Dataset items:
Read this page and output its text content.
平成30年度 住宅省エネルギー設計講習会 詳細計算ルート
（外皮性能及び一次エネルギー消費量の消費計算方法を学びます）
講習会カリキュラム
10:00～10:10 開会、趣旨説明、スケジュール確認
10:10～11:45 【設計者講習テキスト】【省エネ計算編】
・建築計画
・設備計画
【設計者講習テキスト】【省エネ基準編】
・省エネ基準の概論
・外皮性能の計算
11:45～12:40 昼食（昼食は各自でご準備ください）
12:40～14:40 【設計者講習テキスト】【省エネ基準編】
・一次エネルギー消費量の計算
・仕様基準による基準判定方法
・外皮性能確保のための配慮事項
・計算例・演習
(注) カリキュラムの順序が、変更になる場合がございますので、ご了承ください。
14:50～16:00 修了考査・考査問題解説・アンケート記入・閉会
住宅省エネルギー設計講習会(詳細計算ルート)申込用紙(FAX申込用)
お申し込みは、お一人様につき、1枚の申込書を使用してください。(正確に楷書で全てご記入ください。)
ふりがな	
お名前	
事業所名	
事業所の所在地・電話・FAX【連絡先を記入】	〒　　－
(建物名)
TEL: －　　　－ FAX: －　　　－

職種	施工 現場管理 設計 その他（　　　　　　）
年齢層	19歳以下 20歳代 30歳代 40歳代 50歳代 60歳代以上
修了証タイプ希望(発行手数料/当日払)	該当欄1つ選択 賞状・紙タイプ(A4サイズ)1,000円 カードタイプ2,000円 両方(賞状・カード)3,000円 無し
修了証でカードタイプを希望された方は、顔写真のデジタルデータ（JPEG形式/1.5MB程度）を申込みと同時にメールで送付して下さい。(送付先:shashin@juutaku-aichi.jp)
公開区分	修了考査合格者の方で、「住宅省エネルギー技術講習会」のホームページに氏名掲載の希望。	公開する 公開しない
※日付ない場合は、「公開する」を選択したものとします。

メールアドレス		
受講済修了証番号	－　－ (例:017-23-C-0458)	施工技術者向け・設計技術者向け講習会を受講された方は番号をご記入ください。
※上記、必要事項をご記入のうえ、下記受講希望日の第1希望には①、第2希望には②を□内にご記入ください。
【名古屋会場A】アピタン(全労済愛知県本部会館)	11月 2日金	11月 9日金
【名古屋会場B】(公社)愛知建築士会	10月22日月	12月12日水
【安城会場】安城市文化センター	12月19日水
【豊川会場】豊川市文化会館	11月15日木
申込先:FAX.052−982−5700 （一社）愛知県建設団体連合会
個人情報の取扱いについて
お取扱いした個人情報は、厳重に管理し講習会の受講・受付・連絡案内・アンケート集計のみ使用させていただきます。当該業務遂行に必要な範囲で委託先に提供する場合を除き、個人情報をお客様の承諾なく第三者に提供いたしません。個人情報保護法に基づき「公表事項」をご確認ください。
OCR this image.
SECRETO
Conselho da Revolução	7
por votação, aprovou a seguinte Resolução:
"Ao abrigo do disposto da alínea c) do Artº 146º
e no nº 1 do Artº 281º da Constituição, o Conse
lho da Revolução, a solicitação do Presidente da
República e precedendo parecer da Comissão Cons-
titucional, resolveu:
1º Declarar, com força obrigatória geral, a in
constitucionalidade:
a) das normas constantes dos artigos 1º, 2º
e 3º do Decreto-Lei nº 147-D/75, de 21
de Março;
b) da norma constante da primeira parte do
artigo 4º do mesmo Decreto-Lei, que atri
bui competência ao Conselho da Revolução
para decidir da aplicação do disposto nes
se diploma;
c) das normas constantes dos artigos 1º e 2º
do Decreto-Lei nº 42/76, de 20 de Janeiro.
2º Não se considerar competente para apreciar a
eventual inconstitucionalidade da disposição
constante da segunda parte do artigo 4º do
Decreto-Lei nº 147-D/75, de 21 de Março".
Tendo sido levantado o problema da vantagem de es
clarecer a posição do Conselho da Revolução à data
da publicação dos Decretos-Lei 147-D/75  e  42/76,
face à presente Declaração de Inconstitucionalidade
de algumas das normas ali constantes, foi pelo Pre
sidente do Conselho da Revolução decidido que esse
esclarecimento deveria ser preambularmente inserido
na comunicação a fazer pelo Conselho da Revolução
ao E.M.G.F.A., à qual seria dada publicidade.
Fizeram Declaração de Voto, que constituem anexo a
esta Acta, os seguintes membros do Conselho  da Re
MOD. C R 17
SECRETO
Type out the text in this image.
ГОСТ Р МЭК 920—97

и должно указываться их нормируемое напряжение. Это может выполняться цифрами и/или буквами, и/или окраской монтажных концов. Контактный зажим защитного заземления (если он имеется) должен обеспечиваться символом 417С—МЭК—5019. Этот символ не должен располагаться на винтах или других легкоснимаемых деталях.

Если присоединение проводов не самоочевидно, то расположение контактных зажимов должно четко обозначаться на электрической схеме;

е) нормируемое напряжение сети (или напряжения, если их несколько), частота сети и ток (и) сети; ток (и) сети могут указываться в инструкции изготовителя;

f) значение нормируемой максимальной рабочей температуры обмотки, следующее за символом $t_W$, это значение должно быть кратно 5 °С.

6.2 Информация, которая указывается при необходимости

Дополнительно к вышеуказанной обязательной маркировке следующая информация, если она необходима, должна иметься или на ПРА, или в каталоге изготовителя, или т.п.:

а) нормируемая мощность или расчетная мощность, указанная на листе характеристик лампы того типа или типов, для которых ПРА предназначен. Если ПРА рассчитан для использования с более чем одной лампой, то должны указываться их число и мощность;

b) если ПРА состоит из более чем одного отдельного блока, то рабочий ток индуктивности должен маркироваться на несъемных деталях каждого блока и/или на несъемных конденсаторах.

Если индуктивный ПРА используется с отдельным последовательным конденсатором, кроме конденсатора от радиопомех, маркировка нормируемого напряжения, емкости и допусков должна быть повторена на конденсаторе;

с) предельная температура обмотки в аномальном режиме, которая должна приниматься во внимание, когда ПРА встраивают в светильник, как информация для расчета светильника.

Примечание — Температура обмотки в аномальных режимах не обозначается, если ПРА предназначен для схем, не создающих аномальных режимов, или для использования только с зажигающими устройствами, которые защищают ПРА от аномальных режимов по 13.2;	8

What is expected: All of the entries above need to be reproduced exactly.

Full solution:
Read this page and output its text content.
平成30年度 住宅省エネルギー設計講習会 詳細計算ルート
（外皮性能及び一次エネルギー消費量の消費計算方法を学びます）
講習会カリキュラム
10:00～10:10 開会、趣旨説明、スケジュール確認
10:10～11:45 【設計者講習テキスト】【省エネ計算編】
・建築計画
・設備計画
【設計者講習テキスト】【省エネ基準編】
・省エネ基準の概論
・外皮性能の計算
11:45～12:40 昼食（昼食は各自でご準備ください）
12:40～14:40 【設計者講習テキスト】【省エネ基準編】
・一次エネルギー消費量の計算
・仕様基準による基準判定方法
・外皮性能確保のための配慮事項
・計算例・演習
(注) カリキュラムの順序が、変更になる場合がございますので、ご了承ください。
14:50～16:00 修了考査・考査問題解説・アンケート記入・閉会
住宅省エネルギー設計講習会(詳細計算ルート)申込用紙(FAX申込用)
お申し込みは、お一人様につき、1枚の申込書を使用してください。(正確に楷書で全てご記入ください。)
ふりがな	
お名前	
事業所名	
事業所の所在地・電話・FAX【連絡先を記入】	〒　　－
(建物名)
TEL: －　　　－ FAX: －　　　－

職種	施工 現場管理 設計 その他（　　　　　　）
年齢層	19歳以下 20歳代 30歳代 40歳代 50歳代 60歳代以上
修了証タイプ希望(発行手数料/当日払)	該当欄1つ選択 賞状・紙タイプ(A4サイズ)1,000円 カードタイプ2,000円 両方(賞状・カード)3,000円 無し
修了証でカードタイプを希望された方は、顔写真のデジタルデータ（JPEG形式/1.5MB程度）を申込みと同時にメールで送付して下さい。(送付先:shashin@juutaku-aichi.jp)
公開区分	修了考査合格者の方で、「住宅省エネルギー技術講習会」のホームページに氏名掲載の希望。	公開する 公開しない
※日付ない場合は、「公開する」を選択したものとします。

メールアドレス		
受講済修了証番号	－　－ (例:017-23-C-0458)	施工技術者向け・設計技術者向け講習会を受講された方は番号をご記入ください。
※上記、必要事項をご記入のうえ、下記受講希望日の第1希望には①、第2希望には②を□内にご記入ください。
【名古屋会場A】アピタン(全労済愛知県本部会館)	11月 2日金	11月 9日金
【名古屋会場B】(公社)愛知建築士会	10月22日月	12月12日水
【安城会場】安城市文化センター	12月19日水
【豊川会場】豊川市文化会館	11月15日木
申込先:FAX.052−982−5700 （一社）愛知県建設団体連合会
個人情報の取扱いについて
お取扱いした個人情報は、厳重に管理し講習会の受講・受付・連絡案内・アンケート集計のみ使用させていただきます。当該業務遂行に必要な範囲で委託先に提供する場合を除き、個人情報をお客様の承諾なく第三者に提供いたしません。個人情報保護法に基づき「公表事項」をご確認ください。
OCR this image.
SECRETO
Conselho da Revolução	7
por votação, aprovou a seguinte Resolução:
"Ao abrigo do disposto da alínea c) do Artº 146º
e no nº 1 do Artº 281º da Constituição, o Conse
lho da Revolução, a solicitação do Presidente da
República e precedendo parecer da Comissão Cons-
titucional, resolveu:
1º Declarar, com força obrigatória geral, a in
constitucionalidade:
a) das normas constantes dos artigos 1º, 2º
e 3º do Decreto-Lei nº 147-D/75, de 21
de Março;
b) da norma constante da primeira parte do
artigo 4º do mesmo Decreto-Lei, que atri
bui competência ao Conselho da Revolução
para decidir da aplicação do disposto nes
se diploma;
c) das normas constantes dos artigos 1º e 2º
do Decreto-Lei nº 42/76, de 20 de Janeiro.
2º Não se considerar competente para apreciar a
eventual inconstitucionalidade da disposição
constante da segunda parte do artigo 4º do
Decreto-Lei nº 147-D/75, de 21 de Março".
Tendo sido levantado o problema da vantagem de es
clarecer a posição do Conselho da Revolução à data
da publicação dos Decretos-Lei 147-D/75  e  42/76,
face à presente Declaração de Inconstitucionalidade
de algumas das normas ali constantes, foi pelo Pre
sidente do Conselho da Revolução decidido que esse
esclarecimento deveria ser preambularmente inserido
na comunicação a fazer pelo Conselho da Revolução
ao E.M.G.F.A., à qual seria dada publicidade.
Fizeram Declaração de Voto, que constituem anexo a
esta Acta, os seguintes membros do Conselho  da Re
MOD. C R 17
SECRETO
Type out the text in this image.
ГОСТ Р МЭК 920—97

и должно указываться их нормируемое напряжение. Это может выполняться цифрами и/или буквами, и/или окраской монтажных концов. Контактный зажим защитного заземления (если он имеется) должен обеспечиваться символом 417С—МЭК—5019. Этот символ не должен располагаться на винтах или других легкоснимаемых деталях.

Если присоединение проводов не самоочевидно, то расположение контактных зажимов должно четко обозначаться на электрической схеме;

е) нормируемое напряжение сети (или напряжения, если их несколько), частота сети и ток (и) сети; ток (и) сети могут указываться в инструкции изготовителя;

f) значение нормируемой максимальной рабочей температуры обмотки, следующее за символом $t_W$, это значение должно быть кратно 5 °С.

6.2 Информация, которая указывается при необходимости

Дополнительно к вышеуказанной обязательной маркировке следующая информация, если она необходима, должна иметься или на ПРА, или в каталоге изготовителя, или т.п.:

а) нормируемая мощность или расчетная мощность, указанная на листе характеристик лампы того типа или типов, для которых ПРА предназначен. Если ПРА рассчитан для использования с более чем одной лампой, то должны указываться их число и мощность;

b) если ПРА состоит из более чем одного отдельного блока, то рабочий ток индуктивности должен маркироваться на несъемных деталях каждого блока и/или на несъемных конденсаторах.

Если индуктивный ПРА используется с отдельным последовательным конденсатором, кроме конденсатора от радиопомех, маркировка нормируемого напряжения, емкости и допусков должна быть повторена на конденсаторе;

с) предельная температура обмотки в аномальном режиме, которая должна приниматься во внимание, когда ПРА встраивают в светильник, как информация для расчета светильника.

Примечание — Температура обмотки в аномальных режимах не обозначается, если ПРА предназначен для схем, не создающих аномальных режимов, или для использования только с зажигающими устройствами, которые защищают ПРА от аномальных режимов по 13.2;	8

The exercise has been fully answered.